## TAREFA CURTA A
Cite o trecho do texto sobre a visita de Le Corbusier ao Brasil, começando em "Em 17 de novembro" e seguindo até "São Paulo (2).".
## TAREFA CURTA B
Segundo o texto sobre a visita de Le Corbusier ao Brasil, em que navio o arquiteto desembarcou em Santos?
## TAREFA CURTA C
Dê continuidade ao texto sobre a visita de Le Corbusier ao Brasil a partir da última frase apresentada.

Em 17 de novembro de 1929, Le Corbusier desembarcava em Santos, do navio Giulio Cesare, proveniente de Buenos Aires.
Sua primeira visita, assim como a segunda, em 1936, já foram objeto de estudos, publicações (1) e exposição. Vale citar a mostra América do Sul – 1929, sob curadoria de Rodrigo Queiroz e Hugo Segawa, realizada no Centro Cultural Maria Antonia, em 2012, que apresentou ricos dados sobre a visita de Le Corbusier, em São Paulo (2).
Como é notório, o já grande arquiteto veio ao Brasil a convite de Paulo Prado intermediado pelo poeta Blaise Cendrars proferir palestras, que aconteceram em São Paulo e no Rio de Janeiro.
Viagem marcante para nós brasileiros e para o próprio arquiteto, que no ano seguinte, 1930, publicaria o livro Precisões – sobre um estado presente da arquitetura e do urbanismo.

Registros armazenados:
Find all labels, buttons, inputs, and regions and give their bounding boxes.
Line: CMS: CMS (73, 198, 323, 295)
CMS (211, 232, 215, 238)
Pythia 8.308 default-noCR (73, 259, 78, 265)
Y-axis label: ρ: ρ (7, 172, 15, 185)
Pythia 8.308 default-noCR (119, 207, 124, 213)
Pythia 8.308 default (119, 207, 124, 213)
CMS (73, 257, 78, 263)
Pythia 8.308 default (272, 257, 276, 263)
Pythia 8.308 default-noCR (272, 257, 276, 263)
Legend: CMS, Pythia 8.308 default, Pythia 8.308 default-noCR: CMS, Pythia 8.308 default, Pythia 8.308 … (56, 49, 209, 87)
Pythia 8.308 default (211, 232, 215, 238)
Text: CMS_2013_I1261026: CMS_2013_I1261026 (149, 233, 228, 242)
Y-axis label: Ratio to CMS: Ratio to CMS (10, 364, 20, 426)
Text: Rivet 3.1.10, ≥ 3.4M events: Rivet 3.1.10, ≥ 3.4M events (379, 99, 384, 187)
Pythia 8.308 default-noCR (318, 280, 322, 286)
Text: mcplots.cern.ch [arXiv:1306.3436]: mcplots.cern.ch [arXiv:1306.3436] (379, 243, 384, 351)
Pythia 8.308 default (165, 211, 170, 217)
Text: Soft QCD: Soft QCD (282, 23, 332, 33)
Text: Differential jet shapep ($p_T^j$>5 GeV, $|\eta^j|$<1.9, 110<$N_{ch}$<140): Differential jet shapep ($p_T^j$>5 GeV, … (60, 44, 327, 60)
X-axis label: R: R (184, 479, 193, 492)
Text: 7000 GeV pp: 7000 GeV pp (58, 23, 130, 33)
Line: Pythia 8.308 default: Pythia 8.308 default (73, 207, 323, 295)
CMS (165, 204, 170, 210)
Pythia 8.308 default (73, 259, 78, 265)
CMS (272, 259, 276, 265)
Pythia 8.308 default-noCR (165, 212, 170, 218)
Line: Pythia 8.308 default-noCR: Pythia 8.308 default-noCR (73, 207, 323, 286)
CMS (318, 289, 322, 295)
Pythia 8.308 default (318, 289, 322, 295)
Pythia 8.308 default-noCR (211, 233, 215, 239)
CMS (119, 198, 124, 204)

---

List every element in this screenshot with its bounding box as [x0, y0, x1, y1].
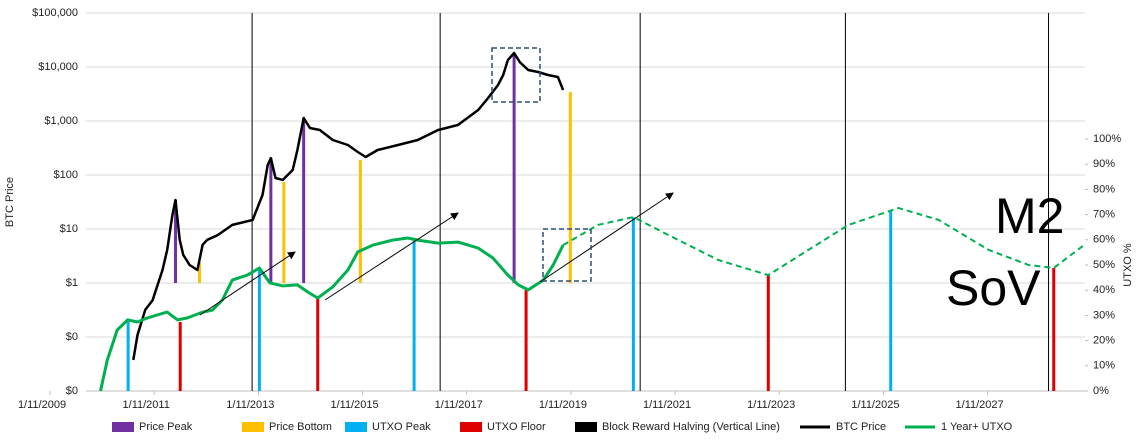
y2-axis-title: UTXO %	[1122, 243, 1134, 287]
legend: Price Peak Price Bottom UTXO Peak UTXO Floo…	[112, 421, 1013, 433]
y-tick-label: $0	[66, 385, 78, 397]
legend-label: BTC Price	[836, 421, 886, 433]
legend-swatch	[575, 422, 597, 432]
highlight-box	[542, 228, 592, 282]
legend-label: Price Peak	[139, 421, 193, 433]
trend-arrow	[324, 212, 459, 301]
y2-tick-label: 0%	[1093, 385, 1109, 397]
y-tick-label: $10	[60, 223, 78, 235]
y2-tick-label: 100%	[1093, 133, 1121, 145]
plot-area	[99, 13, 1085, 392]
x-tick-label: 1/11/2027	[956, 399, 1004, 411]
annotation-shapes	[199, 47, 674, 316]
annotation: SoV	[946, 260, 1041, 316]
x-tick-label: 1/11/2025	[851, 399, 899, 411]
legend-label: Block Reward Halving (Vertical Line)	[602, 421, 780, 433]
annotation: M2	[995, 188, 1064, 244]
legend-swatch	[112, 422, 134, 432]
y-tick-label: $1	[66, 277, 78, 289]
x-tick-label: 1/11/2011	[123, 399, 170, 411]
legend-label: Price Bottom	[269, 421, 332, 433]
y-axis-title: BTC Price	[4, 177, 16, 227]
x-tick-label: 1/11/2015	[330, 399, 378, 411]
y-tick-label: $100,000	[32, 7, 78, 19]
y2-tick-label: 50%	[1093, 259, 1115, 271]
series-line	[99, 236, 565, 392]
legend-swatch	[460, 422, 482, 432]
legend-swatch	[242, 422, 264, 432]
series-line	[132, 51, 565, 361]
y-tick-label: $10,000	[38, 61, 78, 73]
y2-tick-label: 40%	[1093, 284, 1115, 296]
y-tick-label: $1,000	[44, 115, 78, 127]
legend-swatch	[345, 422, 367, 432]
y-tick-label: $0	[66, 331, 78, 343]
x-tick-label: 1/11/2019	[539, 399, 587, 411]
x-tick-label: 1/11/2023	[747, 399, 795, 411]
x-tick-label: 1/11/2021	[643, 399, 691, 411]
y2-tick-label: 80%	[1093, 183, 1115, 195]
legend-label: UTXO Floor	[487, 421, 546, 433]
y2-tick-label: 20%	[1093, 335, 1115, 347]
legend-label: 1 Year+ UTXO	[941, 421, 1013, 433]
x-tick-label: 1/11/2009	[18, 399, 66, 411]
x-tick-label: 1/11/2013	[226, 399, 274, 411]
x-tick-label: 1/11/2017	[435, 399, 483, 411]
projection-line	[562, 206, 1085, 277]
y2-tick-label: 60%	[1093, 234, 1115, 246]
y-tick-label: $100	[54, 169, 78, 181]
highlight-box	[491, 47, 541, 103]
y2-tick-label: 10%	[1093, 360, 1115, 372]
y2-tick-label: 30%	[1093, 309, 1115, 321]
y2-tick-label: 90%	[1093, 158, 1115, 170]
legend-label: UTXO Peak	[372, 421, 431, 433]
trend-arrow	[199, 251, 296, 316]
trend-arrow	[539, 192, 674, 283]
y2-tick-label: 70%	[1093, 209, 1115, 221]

## RESPOSTA CORRETA A
Em 17 de novembro de 1929, Le Corbusier desembarcava em Santos, do navio Giulio Cesare, proveniente de Buenos Aires.
Sua primeira visita, assim como a segunda, em 1936, já foram objeto de estudos, publicações (1) e exposição. Vale citar a mostra América do Sul – 1929, sob curadoria de Rodrigo Queiroz e Hugo Segawa, realizada no Centro Cultural Maria Antonia, em 2012, que apresentou ricos dados sobre a visita de Le Corbusier, em São Paulo (2).

## RESPOSTA CORRETA B
No navio Giulio Cesare.

## RESPOSTA CORRETA C
Sua visita, como não poderia deixar de ser, tornou-se fato significativo na historiografia da arquitetura brasileira. Apesar das controvérsias em torno do sucesso de público de suas conferências, é notório que a repercussão na mídia foi extensa.
Se por um lado, Lúcio Costa enfatizava o sucesso do evento na Escola de Belas Artes – ENBA, por outro lado, Alcides da Rocha Miranda (3), aluno da instituição desde 1927, relata que a audiência estava restrita a dez ou doze pessoas. E de precisões passamos a imprecisões...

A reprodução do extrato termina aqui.